> [Document section]:
BEGIN

The electrical system on any boat equipped with shore power must always be treated with respect and caution. The AC output from the shore power inverter is designed to be present and depending on the specifics of the installation may be “on” even when some indicators may suggest otherwise. The best advice is to always assume the shore power circuits are “hot.” One of the main uses many power voyagers have for shore power is to run their air conditioning unit when they are at the dock. Regardless of where you voyage, there will be a day or night when having a cool boat will make a world of difference. The intense discomfort created by the heat and humidity we often encounter when voyaging during hot weather has made onboard air conditioning a popular option on virtually every power boat with sleeping accommodations. If your boat is already equipped with an air conditioning unit and especially if you are considering installing a system, you will want to know about a new “black box” (that is actually off-white in color) that can significantly improve the occasionally troublesome starting performance of the AC system.
Today’s marine air conditioning equipment is easy to install, reasonably energy efficient, quiet and fairly priced. The energy efficiency of today’s equipment will allow a one-ton (12,000 BTU/hour) cooling capacity unit (8.7-amp cooling current draw) to be powered from a 15-amp AC shore power line or from the boat’s genset. (It’s also possible to power the AC unit from an inverter supported by a suitable battery bank.)
While the operating power demand of the AC unit is relatively modest, it becomes a power hog on start-up. For example, an AC unit can demand a momentary starting or in-rush current as high as 59 amps for the 12,000 BTU unit, six times the steady-state running current. Depending on the quality of the boat’s AC power system (proper voltage, steady-state current capability and impedance) the start-up surge demand can delay or prevent the air conditioner from starting or restarting as it cycles on and off to maintain the desired temperature.
The AC unit’s high in-rush current demand is an inherent characteristic of the induction motor that powers the refrigeration compressor. This challenge to the power supply system, also present in a wide variety of other induction motor applications, is generally met with the use of a current-limiting, soft-start circuit. The typical marine air conditioning unit’s soft-start circuit may, however, not be sufficiently effective. It may be unable to assure consistent starting.

END

> [Extracted entries]:
BEGIN

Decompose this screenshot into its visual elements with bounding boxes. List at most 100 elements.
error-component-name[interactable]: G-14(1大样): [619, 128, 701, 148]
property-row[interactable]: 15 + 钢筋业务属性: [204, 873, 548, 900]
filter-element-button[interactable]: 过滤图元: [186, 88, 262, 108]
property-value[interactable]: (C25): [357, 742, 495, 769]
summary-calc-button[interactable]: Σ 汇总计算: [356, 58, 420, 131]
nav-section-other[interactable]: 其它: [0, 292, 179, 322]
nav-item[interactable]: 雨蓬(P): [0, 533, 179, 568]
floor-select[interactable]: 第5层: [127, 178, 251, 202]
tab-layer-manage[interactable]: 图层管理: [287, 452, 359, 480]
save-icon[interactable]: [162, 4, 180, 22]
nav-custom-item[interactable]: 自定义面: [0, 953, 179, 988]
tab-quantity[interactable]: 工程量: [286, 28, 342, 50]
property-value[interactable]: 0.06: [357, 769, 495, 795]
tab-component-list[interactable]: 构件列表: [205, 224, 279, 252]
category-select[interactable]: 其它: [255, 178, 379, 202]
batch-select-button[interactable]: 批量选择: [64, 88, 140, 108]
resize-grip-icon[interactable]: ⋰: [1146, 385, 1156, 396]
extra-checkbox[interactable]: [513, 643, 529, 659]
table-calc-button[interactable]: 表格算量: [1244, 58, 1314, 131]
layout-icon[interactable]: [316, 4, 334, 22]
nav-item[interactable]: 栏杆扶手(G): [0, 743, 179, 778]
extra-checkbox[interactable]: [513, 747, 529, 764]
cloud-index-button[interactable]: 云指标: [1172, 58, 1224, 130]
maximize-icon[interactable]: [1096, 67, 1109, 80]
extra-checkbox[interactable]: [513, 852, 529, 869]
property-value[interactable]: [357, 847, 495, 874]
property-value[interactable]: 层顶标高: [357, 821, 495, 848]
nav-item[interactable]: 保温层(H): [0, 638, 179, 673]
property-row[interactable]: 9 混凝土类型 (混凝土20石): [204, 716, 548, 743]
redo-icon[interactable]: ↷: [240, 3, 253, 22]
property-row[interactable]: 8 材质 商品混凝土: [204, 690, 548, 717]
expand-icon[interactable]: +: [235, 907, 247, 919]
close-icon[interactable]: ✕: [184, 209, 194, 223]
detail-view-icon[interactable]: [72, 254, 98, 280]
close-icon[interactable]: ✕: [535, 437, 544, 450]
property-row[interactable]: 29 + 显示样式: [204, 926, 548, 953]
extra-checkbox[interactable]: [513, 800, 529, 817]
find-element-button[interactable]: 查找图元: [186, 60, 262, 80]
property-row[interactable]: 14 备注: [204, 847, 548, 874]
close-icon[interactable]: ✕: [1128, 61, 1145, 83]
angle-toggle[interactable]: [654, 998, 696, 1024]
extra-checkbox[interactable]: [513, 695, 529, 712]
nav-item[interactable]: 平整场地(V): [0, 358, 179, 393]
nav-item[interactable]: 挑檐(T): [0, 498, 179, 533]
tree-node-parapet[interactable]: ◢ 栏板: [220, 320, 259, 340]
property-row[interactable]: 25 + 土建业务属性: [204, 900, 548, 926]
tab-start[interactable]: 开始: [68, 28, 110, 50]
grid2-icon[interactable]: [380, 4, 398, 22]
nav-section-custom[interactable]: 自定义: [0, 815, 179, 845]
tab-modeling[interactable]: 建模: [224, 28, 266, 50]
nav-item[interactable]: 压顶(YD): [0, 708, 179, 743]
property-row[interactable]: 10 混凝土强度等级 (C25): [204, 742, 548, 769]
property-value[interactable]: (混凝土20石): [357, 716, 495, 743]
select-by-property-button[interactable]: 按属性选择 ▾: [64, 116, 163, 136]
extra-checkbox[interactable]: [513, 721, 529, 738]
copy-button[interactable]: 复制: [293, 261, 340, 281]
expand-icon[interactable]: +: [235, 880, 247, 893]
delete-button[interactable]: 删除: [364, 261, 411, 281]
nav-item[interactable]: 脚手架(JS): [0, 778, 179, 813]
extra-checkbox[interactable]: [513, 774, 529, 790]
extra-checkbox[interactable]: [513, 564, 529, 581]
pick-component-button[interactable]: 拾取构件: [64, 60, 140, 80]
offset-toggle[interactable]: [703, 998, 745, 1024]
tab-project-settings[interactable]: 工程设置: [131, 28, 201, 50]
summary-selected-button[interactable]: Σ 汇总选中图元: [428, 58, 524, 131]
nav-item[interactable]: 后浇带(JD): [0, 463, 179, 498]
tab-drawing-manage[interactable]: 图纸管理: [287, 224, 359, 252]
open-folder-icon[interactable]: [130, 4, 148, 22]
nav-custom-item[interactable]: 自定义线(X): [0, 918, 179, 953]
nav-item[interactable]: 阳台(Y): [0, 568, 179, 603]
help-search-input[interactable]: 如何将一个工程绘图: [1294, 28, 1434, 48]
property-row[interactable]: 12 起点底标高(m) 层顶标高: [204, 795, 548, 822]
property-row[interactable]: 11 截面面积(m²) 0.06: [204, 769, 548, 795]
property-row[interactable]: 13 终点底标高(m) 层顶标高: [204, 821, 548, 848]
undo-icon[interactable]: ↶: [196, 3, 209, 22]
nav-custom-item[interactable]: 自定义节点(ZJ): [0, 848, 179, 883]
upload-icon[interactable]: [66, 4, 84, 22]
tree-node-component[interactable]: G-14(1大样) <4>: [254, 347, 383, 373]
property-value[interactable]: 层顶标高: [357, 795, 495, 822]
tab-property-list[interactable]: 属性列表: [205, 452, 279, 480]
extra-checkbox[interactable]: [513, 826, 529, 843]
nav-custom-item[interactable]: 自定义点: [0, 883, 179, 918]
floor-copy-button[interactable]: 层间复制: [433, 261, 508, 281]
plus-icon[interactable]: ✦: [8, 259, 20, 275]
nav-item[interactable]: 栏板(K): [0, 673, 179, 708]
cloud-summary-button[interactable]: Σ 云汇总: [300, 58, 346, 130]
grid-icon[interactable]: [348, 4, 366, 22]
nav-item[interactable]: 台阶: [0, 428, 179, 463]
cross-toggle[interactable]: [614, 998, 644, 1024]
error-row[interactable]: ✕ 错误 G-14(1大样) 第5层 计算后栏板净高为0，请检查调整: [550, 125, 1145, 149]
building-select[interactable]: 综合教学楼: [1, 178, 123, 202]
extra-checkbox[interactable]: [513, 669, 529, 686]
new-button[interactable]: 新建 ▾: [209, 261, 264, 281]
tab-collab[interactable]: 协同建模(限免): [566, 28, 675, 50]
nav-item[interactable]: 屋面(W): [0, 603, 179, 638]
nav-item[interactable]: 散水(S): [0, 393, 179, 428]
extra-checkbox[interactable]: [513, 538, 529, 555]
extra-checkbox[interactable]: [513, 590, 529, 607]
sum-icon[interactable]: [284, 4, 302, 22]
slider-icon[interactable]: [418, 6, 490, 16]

END

> [What you need to do]:
1. Answer from the passage on marine air conditioning:
(a) What color is the new "black box" actually?
(b) How high can the momentary in-rush current be for the 12,000 BTU unit?
(c) What type of motor powers the refrigeration compressor?
2. Write the next part of the passage on marine air conditioning, picking up after its final sentence.
The material has no connection to the passage on marine air conditioning.

> [Answers provided]:
1.
(a) Off-white.
(b) As high as 59 amps.
(c) An induction motor.

2.
The problem is often most apparent on a hot night, when AC power is being supplied from a heavily-loaded, often marginal-voltage shore power system. Under the best of circumstance, the AC unit may have to make repeated start attempts. Under less-favorable conditions the sustained high in-rush current will trip a circuit breaker — on the boat’s electrical panel if you are lucky, or, if it’s the middle of the night, on the dock’s shore power pedestal.
Reducing in-rush current
The new SmartStart module from Dometic (Cruisair and MarineAir) uses a microprocessor and custom software to precisely manage each air conditioner starting cycle. The device can reduce the in-rush current by up to 65 percent, limiting the current demand of the one-ton AC unit to about 20 to 22 amps. The SmartStart product will also protect the AC unit by preventing it from operating if the AC line voltage decreases to the point where the compressor motor may become overloaded. The unit’s software “learns” the characteristics of the compressor motor, using the data it collects from successive start cycles to optimize starting performance.
The SmartStart achieves its in-rush current reduction performance by monitoring and precisely controlling the amplitude and waveform of the AC current applied to the air conditioner’s compressor motor, feeding it just enough energy to initiate rotation and subsequent acceleration. The reduction in in-rush current achieved lessens the strain on the AC power supply and at the same time reduces the mechanical stress on the motor and compressor.
Housed in a sealed 5 inch x 3 inch x 2 inch, 15-ounce plastic enclosure, the four-wire SmartStart is easy to retrofit to virtually any marine air conditioning unit.
Contributing editor Chuck Husick is based in Tierra Verde, Fla.